* Task description *
Set down every entry word for word. Omit the pictures.

* Exercise input *
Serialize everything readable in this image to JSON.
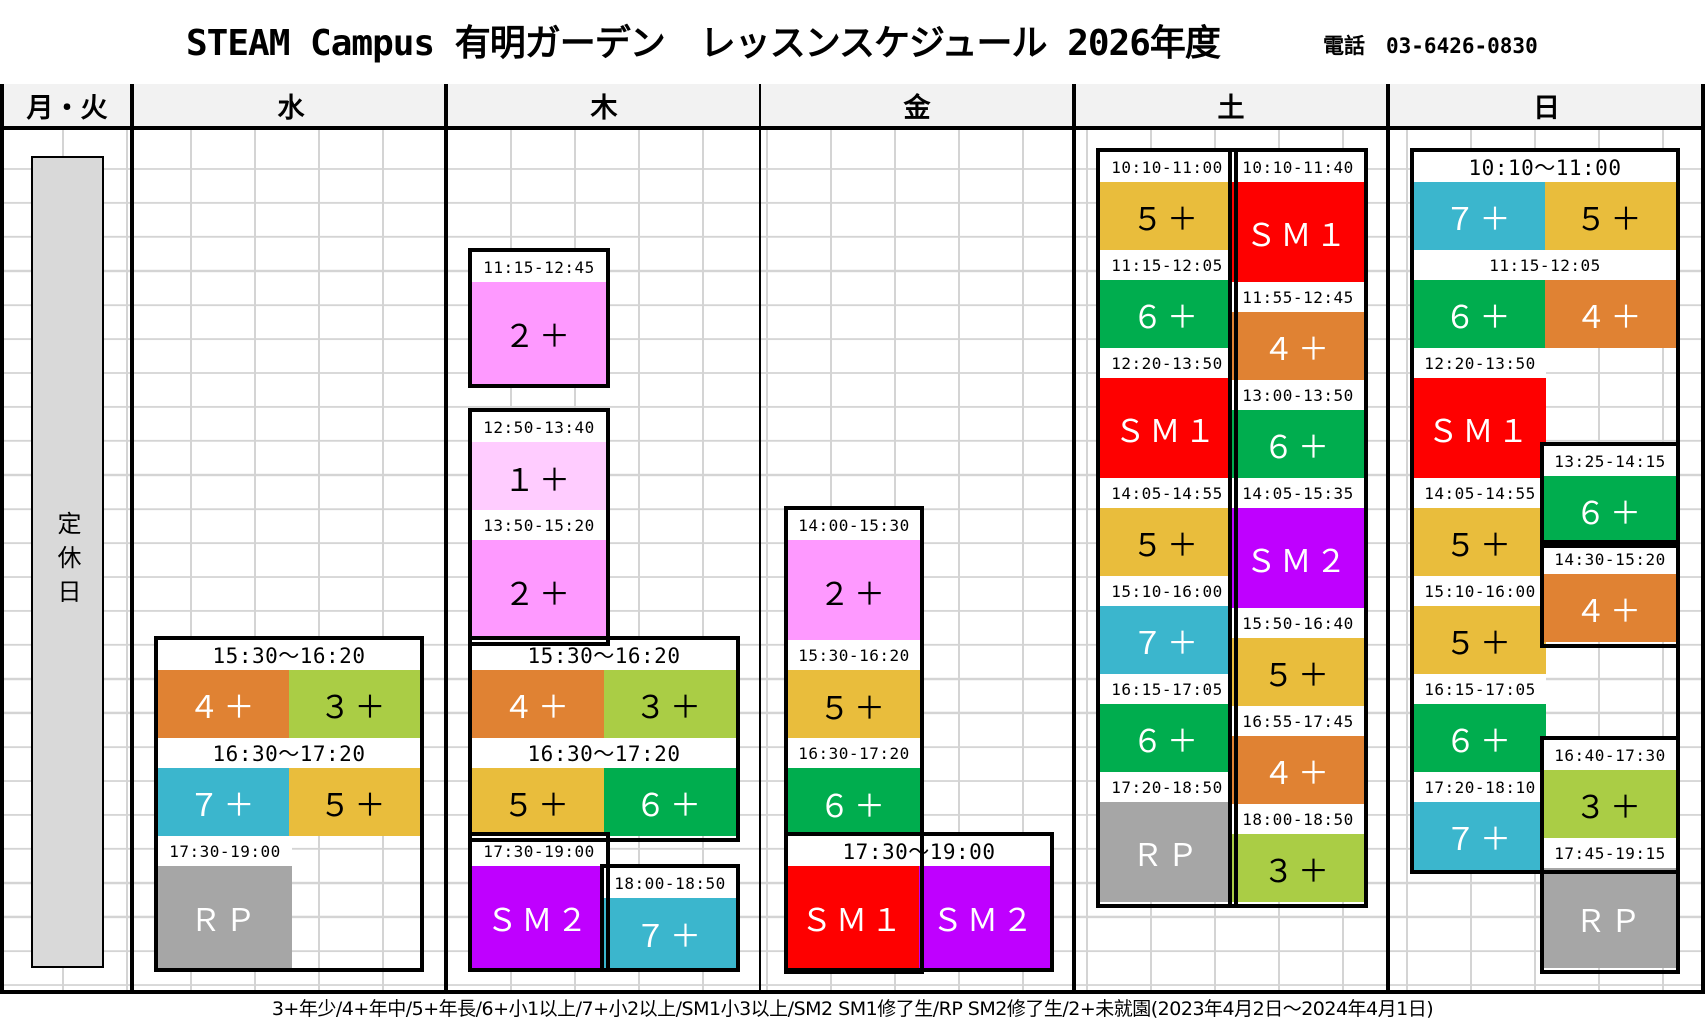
{
  "header": {
    "title": "STEAM Campus 有明ガーデン　レッスンスケジュール 2026年度",
    "phone": "電話　03-6426-0830"
  },
  "days": [
    "月・火",
    "水",
    "木",
    "金",
    "土",
    "日"
  ],
  "closed_label": "定休日",
  "colors": {
    "3+": "#aacd45",
    "4+": "#e08233",
    "5+": "#e9bd3c",
    "6+": "#00ad4e",
    "7+": "#3bb6cd",
    "SM1": "#fe0000",
    "SM2": "#bf00ff",
    "RP": "#a6a6a6",
    "2+": "#fe99ff",
    "1+": "#ffccff"
  },
  "blocks": [
    {
      "t": "15:30〜16:20",
      "big": true,
      "c": [
        {
          "l": "４＋",
          "k": "4+"
        },
        {
          "l": "３＋",
          "k": "3+"
        }
      ]
    },
    {
      "t": "16:30〜17:20",
      "big": true,
      "c": [
        {
          "l": "７＋",
          "k": "7+"
        },
        {
          "l": "５＋",
          "k": "5+"
        }
      ]
    },
    {
      "t": "17:30-19:00",
      "c": [
        {
          "l": "ＲＰ",
          "k": "RP"
        }
      ]
    },
    {
      "t": "11:15-12:45",
      "c": [
        {
          "l": "２＋",
          "k": "2+"
        }
      ]
    },
    {
      "t": "12:50-13:40",
      "c": [
        {
          "l": "１＋",
          "k": "1+"
        }
      ]
    },
    {
      "t": "13:50-15:20",
      "c": [
        {
          "l": "２＋",
          "k": "2+"
        }
      ]
    },
    {
      "t": "15:30〜16:20",
      "big": true,
      "c": [
        {
          "l": "４＋",
          "k": "4+"
        },
        {
          "l": "３＋",
          "k": "3+"
        }
      ]
    },
    {
      "t": "16:30〜17:20",
      "big": true,
      "c": [
        {
          "l": "５＋",
          "k": "5+"
        },
        {
          "l": "６＋",
          "k": "6+"
        }
      ]
    },
    {
      "t": "17:30-19:00",
      "c": [
        {
          "l": "ＳＭ２",
          "k": "SM2"
        }
      ]
    },
    {
      "t": "18:00-18:50",
      "c": [
        {
          "l": "７＋",
          "k": "7+"
        }
      ]
    },
    {
      "t": "14:00-15:30",
      "c": [
        {
          "l": "２＋",
          "k": "2+"
        }
      ]
    },
    {
      "t": "15:30-16:20",
      "c": [
        {
          "l": "５＋",
          "k": "5+"
        }
      ]
    },
    {
      "t": "16:30-17:20",
      "c": [
        {
          "l": "６＋",
          "k": "6+"
        }
      ]
    },
    {
      "t": "17:30〜19:00",
      "big": true,
      "c": [
        {
          "l": "ＳＭ１",
          "k": "SM1"
        },
        {
          "l": "ＳＭ２",
          "k": "SM2"
        }
      ]
    },
    {
      "t": "10:10-11:00",
      "c": [
        {
          "l": "５＋",
          "k": "5+"
        }
      ]
    },
    {
      "t": "11:15-12:05",
      "c": [
        {
          "l": "６＋",
          "k": "6+"
        }
      ]
    },
    {
      "t": "12:20-13:50",
      "c": [
        {
          "l": "ＳＭ１",
          "k": "SM1"
        }
      ]
    },
    {
      "t": "14:05-14:55",
      "c": [
        {
          "l": "５＋",
          "k": "5+"
        }
      ]
    },
    {
      "t": "15:10-16:00",
      "c": [
        {
          "l": "７＋",
          "k": "7+"
        }
      ]
    },
    {
      "t": "16:15-17:05",
      "c": [
        {
          "l": "６＋",
          "k": "6+"
        }
      ]
    },
    {
      "t": "17:20-18:50",
      "c": [
        {
          "l": "ＲＰ",
          "k": "RP"
        }
      ]
    },
    {
      "t": "10:10-11:40",
      "c": [
        {
          "l": "ＳＭ１",
          "k": "SM1"
        }
      ]
    },
    {
      "t": "11:55-12:45",
      "c": [
        {
          "l": "４＋",
          "k": "4+"
        }
      ]
    },
    {
      "t": "13:00-13:50",
      "c": [
        {
          "l": "６＋",
          "k": "6+"
        }
      ]
    },
    {
      "t": "14:05-15:35",
      "c": [
        {
          "l": "ＳＭ２",
          "k": "SM2"
        }
      ]
    },
    {
      "t": "15:50-16:40",
      "c": [
        {
          "l": "５＋",
          "k": "5+"
        }
      ]
    },
    {
      "t": "16:55-17:45",
      "c": [
        {
          "l": "４＋",
          "k": "4+"
        }
      ]
    },
    {
      "t": "18:00-18:50",
      "c": [
        {
          "l": "３＋",
          "k": "3+"
        }
      ]
    },
    {
      "t": "10:10〜11:00",
      "big": true,
      "c": [
        {
          "l": "７＋",
          "k": "7+"
        },
        {
          "l": "５＋",
          "k": "5+"
        }
      ]
    },
    {
      "t": "11:15-12:05",
      "c": [
        {
          "l": "６＋",
          "k": "6+"
        },
        {
          "l": "４＋",
          "k": "4+"
        }
      ]
    },
    {
      "t": "12:20-13:50",
      "c": [
        {
          "l": "ＳＭ１",
          "k": "SM1"
        }
      ]
    },
    {
      "t": "14:05-14:55",
      "c": [
        {
          "l": "５＋",
          "k": "5+"
        }
      ]
    },
    {
      "t": "15:10-16:00",
      "c": [
        {
          "l": "５＋",
          "k": "5+"
        }
      ]
    },
    {
      "t": "16:15-17:05",
      "c": [
        {
          "l": "６＋",
          "k": "6+"
        }
      ]
    },
    {
      "t": "17:20-18:10",
      "c": [
        {
          "l": "７＋",
          "k": "7+"
        }
      ]
    },
    {
      "t": "13:25-14:15",
      "c": [
        {
          "l": "６＋",
          "k": "6+"
        }
      ]
    },
    {
      "t": "14:30-15:20",
      "c": [
        {
          "l": "４＋",
          "k": "4+"
        }
      ]
    },
    {
      "t": "16:40-17:30",
      "c": [
        {
          "l": "３＋",
          "k": "3+"
        }
      ]
    },
    {
      "t": "17:45-19:15",
      "c": [
        {
          "l": "ＲＰ",
          "k": "RP"
        }
      ]
    }
  ],
  "footer": "3+年少/4+年中/5+年長/6+小1以上/7+小2以上/SM1小3以上/SM2 SM1修了生/RP SM2修了生/2+未就園(2023年4月2日〜2024年4月1日)"
}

* Solution to this exercise *
Serialize everything readable in this image to JSON.
{
  "header": {
    "title": "STEAM Campus 有明ガーデン　レッスンスケジュール 2026年度",
    "phone": "電話　03-6426-0830"
  },
  "days": [
    "月・火",
    "水",
    "木",
    "金",
    "土",
    "日"
  ],
  "closed_label": "定休日",
  "colors": {
    "3+": "#aacd45",
    "4+": "#e08233",
    "5+": "#e9bd3c",
    "6+": "#00ad4e",
    "7+": "#3bb6cd",
    "SM1": "#fe0000",
    "SM2": "#bf00ff",
    "RP": "#a6a6a6",
    "2+": "#fe99ff",
    "1+": "#ffccff"
  },
  "blocks": [
    {
      "t": "15:30〜16:20",
      "big": true,
      "c": [
        {
          "l": "４＋",
          "k": "4+"
        },
        {
          "l": "３＋",
          "k": "3+"
        }
      ]
    },
    {
      "t": "16:30〜17:20",
      "big": true,
      "c": [
        {
          "l": "７＋",
          "k": "7+"
        },
        {
          "l": "５＋",
          "k": "5+"
        }
      ]
    },
    {
      "t": "17:30-19:00",
      "c": [
        {
          "l": "ＲＰ",
          "k": "RP"
        }
      ]
    },
    {
      "t": "11:15-12:45",
      "c": [
        {
          "l": "２＋",
          "k": "2+"
        }
      ]
    },
    {
      "t": "12:50-13:40",
      "c": [
        {
          "l": "１＋",
          "k": "1+"
        }
      ]
    },
    {
      "t": "13:50-15:20",
      "c": [
        {
          "l": "２＋",
          "k": "2+"
        }
      ]
    },
    {
      "t": "15:30〜16:20",
      "big": true,
      "c": [
        {
          "l": "４＋",
          "k": "4+"
        },
        {
          "l": "３＋",
          "k": "3+"
        }
      ]
    },
    {
      "t": "16:30〜17:20",
      "big": true,
      "c": [
        {
          "l": "５＋",
          "k": "5+"
        },
        {
          "l": "６＋",
          "k": "6+"
        }
      ]
    },
    {
      "t": "17:30-19:00",
      "c": [
        {
          "l": "ＳＭ２",
          "k": "SM2"
        }
      ]
    },
    {
      "t": "18:00-18:50",
      "c": [
        {
          "l": "７＋",
          "k": "7+"
        }
      ]
    },
    {
      "t": "14:00-15:30",
      "c": [
        {
          "l": "２＋",
          "k": "2+"
        }
      ]
    },
    {
      "t": "15:30-16:20",
      "c": [
        {
          "l": "５＋",
          "k": "5+"
        }
      ]
    },
    {
      "t": "16:30-17:20",
      "c": [
        {
          "l": "６＋",
          "k": "6+"
        }
      ]
    },
    {
      "t": "17:30〜19:00",
      "big": true,
      "c": [
        {
          "l": "ＳＭ１",
          "k": "SM1"
        },
        {
          "l": "ＳＭ２",
          "k": "SM2"
        }
      ]
    },
    {
      "t": "10:10-11:00",
      "c": [
        {
          "l": "５＋",
          "k": "5+"
        }
      ]
    },
    {
      "t": "11:15-12:05",
      "c": [
        {
          "l": "６＋",
          "k": "6+"
        }
      ]
    },
    {
      "t": "12:20-13:50",
      "c": [
        {
          "l": "ＳＭ１",
          "k": "SM1"
        }
      ]
    },
    {
      "t": "14:05-14:55",
      "c": [
        {
          "l": "５＋",
          "k": "5+"
        }
      ]
    },
    {
      "t": "15:10-16:00",
      "c": [
        {
          "l": "７＋",
          "k": "7+"
        }
      ]
    },
    {
      "t": "16:15-17:05",
      "c": [
        {
          "l": "６＋",
          "k": "6+"
        }
      ]
    },
    {
      "t": "17:20-18:50",
      "c": [
        {
          "l": "ＲＰ",
          "k": "RP"
        }
      ]
    },
    {
      "t": "10:10-11:40",
      "c": [
        {
          "l": "ＳＭ１",
          "k": "SM1"
        }
      ]
    },
    {
      "t": "11:55-12:45",
      "c": [
        {
          "l": "４＋",
          "k": "4+"
        }
      ]
    },
    {
      "t": "13:00-13:50",
      "c": [
        {
          "l": "６＋",
          "k": "6+"
        }
      ]
    },
    {
      "t": "14:05-15:35",
      "c": [
        {
          "l": "ＳＭ２",
          "k": "SM2"
        }
      ]
    },
    {
      "t": "15:50-16:40",
      "c": [
        {
          "l": "５＋",
          "k": "5+"
        }
      ]
    },
    {
      "t": "16:55-17:45",
      "c": [
        {
          "l": "４＋",
          "k": "4+"
        }
      ]
    },
    {
      "t": "18:00-18:50",
      "c": [
        {
          "l": "３＋",
          "k": "3+"
        }
      ]
    },
    {
      "t": "10:10〜11:00",
      "big": true,
      "c": [
        {
          "l": "７＋",
          "k": "7+"
        },
        {
          "l": "５＋",
          "k": "5+"
        }
      ]
    },
    {
      "t": "11:15-12:05",
      "c": [
        {
          "l": "６＋",
          "k": "6+"
        },
        {
          "l": "４＋",
          "k": "4+"
        }
      ]
    },
    {
      "t": "12:20-13:50",
      "c": [
        {
          "l": "ＳＭ１",
          "k": "SM1"
        }
      ]
    },
    {
      "t": "14:05-14:55",
      "c": [
        {
          "l": "５＋",
          "k": "5+"
        }
      ]
    },
    {
      "t": "15:10-16:00",
      "c": [
        {
          "l": "５＋",
          "k": "5+"
        }
      ]
    },
    {
      "t": "16:15-17:05",
      "c": [
        {
          "l": "６＋",
          "k": "6+"
        }
      ]
    },
    {
      "t": "17:20-18:10",
      "c": [
        {
          "l": "７＋",
          "k": "7+"
        }
      ]
    },
    {
      "t": "13:25-14:15",
      "c": [
        {
          "l": "６＋",
          "k": "6+"
        }
      ]
    },
    {
      "t": "14:30-15:20",
      "c": [
        {
          "l": "４＋",
          "k": "4+"
        }
      ]
    },
    {
      "t": "16:40-17:30",
      "c": [
        {
          "l": "３＋",
          "k": "3+"
        }
      ]
    },
    {
      "t": "17:45-19:15",
      "c": [
        {
          "l": "ＲＰ",
          "k": "RP"
        }
      ]
    }
  ],
  "footer": "3+年少/4+年中/5+年長/6+小1以上/7+小2以上/SM1小3以上/SM2 SM1修了生/RP SM2修了生/2+未就園(2023年4月2日〜2024年4月1日)"
}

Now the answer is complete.